(A run of records)

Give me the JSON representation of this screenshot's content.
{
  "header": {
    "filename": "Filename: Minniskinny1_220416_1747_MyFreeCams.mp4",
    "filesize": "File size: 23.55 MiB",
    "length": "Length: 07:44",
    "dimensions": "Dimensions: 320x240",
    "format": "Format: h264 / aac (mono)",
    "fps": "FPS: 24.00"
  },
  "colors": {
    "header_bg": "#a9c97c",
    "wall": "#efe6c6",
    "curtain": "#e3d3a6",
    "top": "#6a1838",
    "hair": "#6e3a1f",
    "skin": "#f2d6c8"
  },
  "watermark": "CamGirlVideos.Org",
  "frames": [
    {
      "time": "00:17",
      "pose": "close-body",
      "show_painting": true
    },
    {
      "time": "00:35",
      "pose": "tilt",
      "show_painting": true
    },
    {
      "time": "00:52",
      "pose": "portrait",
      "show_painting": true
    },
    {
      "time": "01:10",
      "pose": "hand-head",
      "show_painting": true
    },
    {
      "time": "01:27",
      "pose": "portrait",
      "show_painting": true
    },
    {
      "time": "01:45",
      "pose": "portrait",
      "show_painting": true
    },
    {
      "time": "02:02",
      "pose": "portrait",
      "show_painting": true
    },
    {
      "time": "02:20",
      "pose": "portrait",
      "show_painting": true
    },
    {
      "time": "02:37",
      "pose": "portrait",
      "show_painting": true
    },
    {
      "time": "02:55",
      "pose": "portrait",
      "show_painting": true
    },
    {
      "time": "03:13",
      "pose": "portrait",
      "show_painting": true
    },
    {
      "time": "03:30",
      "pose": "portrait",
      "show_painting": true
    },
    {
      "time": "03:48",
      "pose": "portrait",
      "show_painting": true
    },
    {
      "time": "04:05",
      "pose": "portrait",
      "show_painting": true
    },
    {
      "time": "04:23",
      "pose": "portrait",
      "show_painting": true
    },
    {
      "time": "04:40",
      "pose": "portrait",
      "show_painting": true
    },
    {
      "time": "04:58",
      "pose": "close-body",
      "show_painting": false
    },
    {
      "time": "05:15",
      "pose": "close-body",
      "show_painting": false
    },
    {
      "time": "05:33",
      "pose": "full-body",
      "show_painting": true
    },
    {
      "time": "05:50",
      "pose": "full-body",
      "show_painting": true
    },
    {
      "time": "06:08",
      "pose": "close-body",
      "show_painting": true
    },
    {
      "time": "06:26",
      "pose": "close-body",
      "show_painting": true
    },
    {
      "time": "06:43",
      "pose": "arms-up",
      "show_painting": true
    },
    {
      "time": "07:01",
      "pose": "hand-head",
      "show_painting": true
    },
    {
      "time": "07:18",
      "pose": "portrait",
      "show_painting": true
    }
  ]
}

=== Direction ===
Write out all records exactly, keeping every detail.

=== Exercise result ===
Give me the JSON representation of this screenshot's content.
{
  "header": {
    "filename": "Filename: Minniskinny1_220416_1747_MyFreeCams.mp4",
    "filesize": "File size: 23.55 MiB",
    "length": "Length: 07:44",
    "dimensions": "Dimensions: 320x240",
    "format": "Format: h264 / aac (mono)",
    "fps": "FPS: 24.00"
  },
  "colors": {
    "header_bg": "#a9c97c",
    "wall": "#efe6c6",
    "curtain": "#e3d3a6",
    "top": "#6a1838",
    "hair": "#6e3a1f",
    "skin": "#f2d6c8"
  },
  "watermark": "CamGirlVideos.Org",
  "frames": [
    {
      "time": "00:17",
      "pose": "close-body",
      "show_painting": true
    },
    {
      "time": "00:35",
      "pose": "tilt",
      "show_painting": true
    },
    {
      "time": "00:52",
      "pose": "portrait",
      "show_painting": true
    },
    {
      "time": "01:10",
      "pose": "hand-head",
      "show_painting": true
    },
    {
      "time": "01:27",
      "pose": "portrait",
      "show_painting": true
    },
    {
      "time": "01:45",
      "pose": "portrait",
      "show_painting": true
    },
    {
      "time": "02:02",
      "pose": "portrait",
      "show_painting": true
    },
    {
      "time": "02:20",
      "pose": "portrait",
      "show_painting": true
    },
    {
      "time": "02:37",
      "pose": "portrait",
      "show_painting": true
    },
    {
      "time": "02:55",
      "pose": "portrait",
      "show_painting": true
    },
    {
      "time": "03:13",
      "pose": "portrait",
      "show_painting": true
    },
    {
      "time": "03:30",
      "pose": "portrait",
      "show_painting": true
    },
    {
      "time": "03:48",
      "pose": "portrait",
      "show_painting": true
    },
    {
      "time": "04:05",
      "pose": "portrait",
      "show_painting": true
    },
    {
      "time": "04:23",
      "pose": "portrait",
      "show_painting": true
    },
    {
      "time": "04:40",
      "pose": "portrait",
      "show_painting": true
    },
    {
      "time": "04:58",
      "pose": "close-body",
      "show_painting": false
    },
    {
      "time": "05:15",
      "pose": "close-body",
      "show_painting": false
    },
    {
      "time": "05:33",
      "pose": "full-body",
      "show_painting": true
    },
    {
      "time": "05:50",
      "pose": "full-body",
      "show_painting": true
    },
    {
      "time": "06:08",
      "pose": "close-body",
      "show_painting": true
    },
    {
      "time": "06:26",
      "pose": "close-body",
      "show_painting": true
    },
    {
      "time": "06:43",
      "pose": "arms-up",
      "show_painting": true
    },
    {
      "time": "07:01",
      "pose": "hand-head",
      "show_painting": true
    },
    {
      "time": "07:18",
      "pose": "portrait",
      "show_painting": true
    }
  ]
}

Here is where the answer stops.